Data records
◇ ◇ ◇ ◇
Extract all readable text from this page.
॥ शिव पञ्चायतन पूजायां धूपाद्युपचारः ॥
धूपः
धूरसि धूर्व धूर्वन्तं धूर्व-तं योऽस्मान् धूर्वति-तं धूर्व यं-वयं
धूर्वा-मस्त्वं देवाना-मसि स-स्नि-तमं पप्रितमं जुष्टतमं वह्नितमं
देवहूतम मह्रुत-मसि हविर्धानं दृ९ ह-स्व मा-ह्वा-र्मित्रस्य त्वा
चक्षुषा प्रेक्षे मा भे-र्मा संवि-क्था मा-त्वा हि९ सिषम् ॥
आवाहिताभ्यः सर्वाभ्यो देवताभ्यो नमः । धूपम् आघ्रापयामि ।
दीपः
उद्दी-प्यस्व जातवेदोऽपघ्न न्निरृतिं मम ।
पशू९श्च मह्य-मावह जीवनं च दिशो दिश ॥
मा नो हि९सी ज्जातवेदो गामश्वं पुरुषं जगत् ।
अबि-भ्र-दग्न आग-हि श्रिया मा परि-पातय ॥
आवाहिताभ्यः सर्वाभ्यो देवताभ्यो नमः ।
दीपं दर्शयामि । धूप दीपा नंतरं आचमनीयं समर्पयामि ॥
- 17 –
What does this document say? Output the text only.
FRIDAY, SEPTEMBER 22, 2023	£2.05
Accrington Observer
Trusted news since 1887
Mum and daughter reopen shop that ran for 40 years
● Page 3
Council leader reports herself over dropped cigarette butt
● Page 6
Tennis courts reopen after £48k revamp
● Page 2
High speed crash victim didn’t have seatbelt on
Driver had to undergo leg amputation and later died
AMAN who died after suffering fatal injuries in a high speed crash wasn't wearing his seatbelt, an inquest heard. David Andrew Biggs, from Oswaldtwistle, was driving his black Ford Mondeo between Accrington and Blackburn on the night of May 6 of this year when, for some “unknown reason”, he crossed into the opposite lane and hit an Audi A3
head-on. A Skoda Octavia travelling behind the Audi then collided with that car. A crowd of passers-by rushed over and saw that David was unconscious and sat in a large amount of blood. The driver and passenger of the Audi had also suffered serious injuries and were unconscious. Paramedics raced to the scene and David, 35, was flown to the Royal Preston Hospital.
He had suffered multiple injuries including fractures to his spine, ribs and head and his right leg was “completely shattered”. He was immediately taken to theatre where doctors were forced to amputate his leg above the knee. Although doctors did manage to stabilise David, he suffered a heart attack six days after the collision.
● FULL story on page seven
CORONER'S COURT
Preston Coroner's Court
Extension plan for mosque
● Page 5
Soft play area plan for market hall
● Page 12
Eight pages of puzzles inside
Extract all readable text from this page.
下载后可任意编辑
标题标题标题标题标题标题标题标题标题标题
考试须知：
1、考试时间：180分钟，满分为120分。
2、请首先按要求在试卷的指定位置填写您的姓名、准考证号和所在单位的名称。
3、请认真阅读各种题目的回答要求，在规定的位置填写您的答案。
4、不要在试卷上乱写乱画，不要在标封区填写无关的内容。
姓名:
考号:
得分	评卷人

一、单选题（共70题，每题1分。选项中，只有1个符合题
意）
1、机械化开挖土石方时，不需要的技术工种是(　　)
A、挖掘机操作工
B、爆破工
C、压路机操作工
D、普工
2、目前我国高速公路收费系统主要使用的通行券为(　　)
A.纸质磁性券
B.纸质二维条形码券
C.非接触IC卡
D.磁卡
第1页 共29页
◇ ◇ ◇ ◇
TO DO: Every line of the records above needs to be given again exactly.

TASK OUTPUT:
Extract all readable text from this page.
॥ शिव पञ्चायतन पूजायां धूपाद्युपचारः ॥
धूपः
धूरसि धूर्व धूर्वन्तं धूर्व-तं योऽस्मान् धूर्वति-तं धूर्व यं-वयं
धूर्वा-मस्त्वं देवाना-मसि स-स्नि-तमं पप्रितमं जुष्टतमं वह्नितमं
देवहूतम मह्रुत-मसि हविर्धानं दृ९ ह-स्व मा-ह्वा-र्मित्रस्य त्वा
चक्षुषा प्रेक्षे मा भे-र्मा संवि-क्था मा-त्वा हि९ सिषम् ॥
आवाहिताभ्यः सर्वाभ्यो देवताभ्यो नमः । धूपम् आघ्रापयामि ।
दीपः
उद्दी-प्यस्व जातवेदोऽपघ्न न्निरृतिं मम ।
पशू९श्च मह्य-मावह जीवनं च दिशो दिश ॥
मा नो हि९सी ज्जातवेदो गामश्वं पुरुषं जगत् ।
अबि-भ्र-दग्न आग-हि श्रिया मा परि-पातय ॥
आवाहिताभ्यः सर्वाभ्यो देवताभ्यो नमः ।
दीपं दर्शयामि । धूप दीपा नंतरं आचमनीयं समर्पयामि ॥
- 17 –
What does this document say? Output the text only.
FRIDAY, SEPTEMBER 22, 2023	£2.05
Accrington Observer
Trusted news since 1887
Mum and daughter reopen shop that ran for 40 years
● Page 3
Council leader reports herself over dropped cigarette butt
● Page 6
Tennis courts reopen after £48k revamp
● Page 2
High speed crash victim didn’t have seatbelt on
Driver had to undergo leg amputation and later died
AMAN who died after suffering fatal injuries in a high speed crash wasn't wearing his seatbelt, an inquest heard. David Andrew Biggs, from Oswaldtwistle, was driving his black Ford Mondeo between Accrington and Blackburn on the night of May 6 of this year when, for some “unknown reason”, he crossed into the opposite lane and hit an Audi A3
head-on. A Skoda Octavia travelling behind the Audi then collided with that car. A crowd of passers-by rushed over and saw that David was unconscious and sat in a large amount of blood. The driver and passenger of the Audi had also suffered serious injuries and were unconscious. Paramedics raced to the scene and David, 35, was flown to the Royal Preston Hospital.
He had suffered multiple injuries including fractures to his spine, ribs and head and his right leg was “completely shattered”. He was immediately taken to theatre where doctors were forced to amputate his leg above the knee. Although doctors did manage to stabilise David, he suffered a heart attack six days after the collision.
● FULL story on page seven
CORONER'S COURT
Preston Coroner's Court
Extension plan for mosque
● Page 5
Soft play area plan for market hall
● Page 12
Eight pages of puzzles inside
Extract all readable text from this page.
下载后可任意编辑
标题标题标题标题标题标题标题标题标题标题
考试须知：
1、考试时间：180分钟，满分为120分。
2、请首先按要求在试卷的指定位置填写您的姓名、准考证号和所在单位的名称。
3、请认真阅读各种题目的回答要求，在规定的位置填写您的答案。
4、不要在试卷上乱写乱画，不要在标封区填写无关的内容。
姓名:
考号:
得分	评卷人

一、单选题（共70题，每题1分。选项中，只有1个符合题
意）
1、机械化开挖土石方时，不需要的技术工种是(　　)
A、挖掘机操作工
B、爆破工
C、压路机操作工
D、普工
2、目前我国高速公路收费系统主要使用的通行券为(　　)
A.纸质磁性券
B.纸质二维条形码券
C.非接触IC卡
D.磁卡
第1页 共29页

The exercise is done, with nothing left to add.